*DESCRIPTION OF THE TASK*:
Check every line below for the word "HAIRSTYLES" and show those that hold it.

-------- EXCERPTED RECORDS

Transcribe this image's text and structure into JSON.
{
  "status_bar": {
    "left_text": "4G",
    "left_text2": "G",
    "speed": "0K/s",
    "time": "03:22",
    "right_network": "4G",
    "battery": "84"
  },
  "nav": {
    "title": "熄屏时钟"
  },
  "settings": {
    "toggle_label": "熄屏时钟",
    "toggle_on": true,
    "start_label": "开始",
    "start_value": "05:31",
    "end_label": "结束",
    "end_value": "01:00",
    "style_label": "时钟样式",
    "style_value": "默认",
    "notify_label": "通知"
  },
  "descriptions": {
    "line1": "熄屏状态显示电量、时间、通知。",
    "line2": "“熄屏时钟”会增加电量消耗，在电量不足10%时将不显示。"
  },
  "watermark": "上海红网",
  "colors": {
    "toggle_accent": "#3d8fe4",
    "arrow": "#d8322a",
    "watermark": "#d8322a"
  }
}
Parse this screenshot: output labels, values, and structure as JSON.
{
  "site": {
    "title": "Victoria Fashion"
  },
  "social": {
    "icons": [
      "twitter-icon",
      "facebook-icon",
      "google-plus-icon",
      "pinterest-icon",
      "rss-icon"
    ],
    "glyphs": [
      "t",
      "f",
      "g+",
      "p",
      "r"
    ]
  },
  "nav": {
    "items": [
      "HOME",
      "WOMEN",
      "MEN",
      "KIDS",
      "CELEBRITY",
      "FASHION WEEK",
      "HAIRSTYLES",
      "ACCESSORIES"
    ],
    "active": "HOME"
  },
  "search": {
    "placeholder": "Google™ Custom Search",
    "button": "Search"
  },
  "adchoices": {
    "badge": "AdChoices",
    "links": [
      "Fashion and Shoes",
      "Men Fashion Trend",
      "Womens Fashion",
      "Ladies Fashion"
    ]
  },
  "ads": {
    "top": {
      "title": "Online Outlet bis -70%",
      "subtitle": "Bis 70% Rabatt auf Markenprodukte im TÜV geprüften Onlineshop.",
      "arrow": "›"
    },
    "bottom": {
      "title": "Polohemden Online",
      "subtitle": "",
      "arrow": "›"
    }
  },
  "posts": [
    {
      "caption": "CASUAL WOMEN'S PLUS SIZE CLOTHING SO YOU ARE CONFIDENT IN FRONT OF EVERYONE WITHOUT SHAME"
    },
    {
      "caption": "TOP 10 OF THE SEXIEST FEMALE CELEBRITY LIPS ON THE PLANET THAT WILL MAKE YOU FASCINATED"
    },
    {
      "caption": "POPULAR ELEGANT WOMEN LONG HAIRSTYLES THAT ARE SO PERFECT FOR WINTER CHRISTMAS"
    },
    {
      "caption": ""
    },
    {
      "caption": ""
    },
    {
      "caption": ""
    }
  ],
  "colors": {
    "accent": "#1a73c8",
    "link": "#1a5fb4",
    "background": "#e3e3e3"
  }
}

----------------

*FULL SOLUTION*:
      "HAIRSTYLES",
      "caption": "POPULAR ELEGANT WOMEN LONG HAIRSTYLES THAT ARE SO PERFECT FOR WINTER CHRISTMAS"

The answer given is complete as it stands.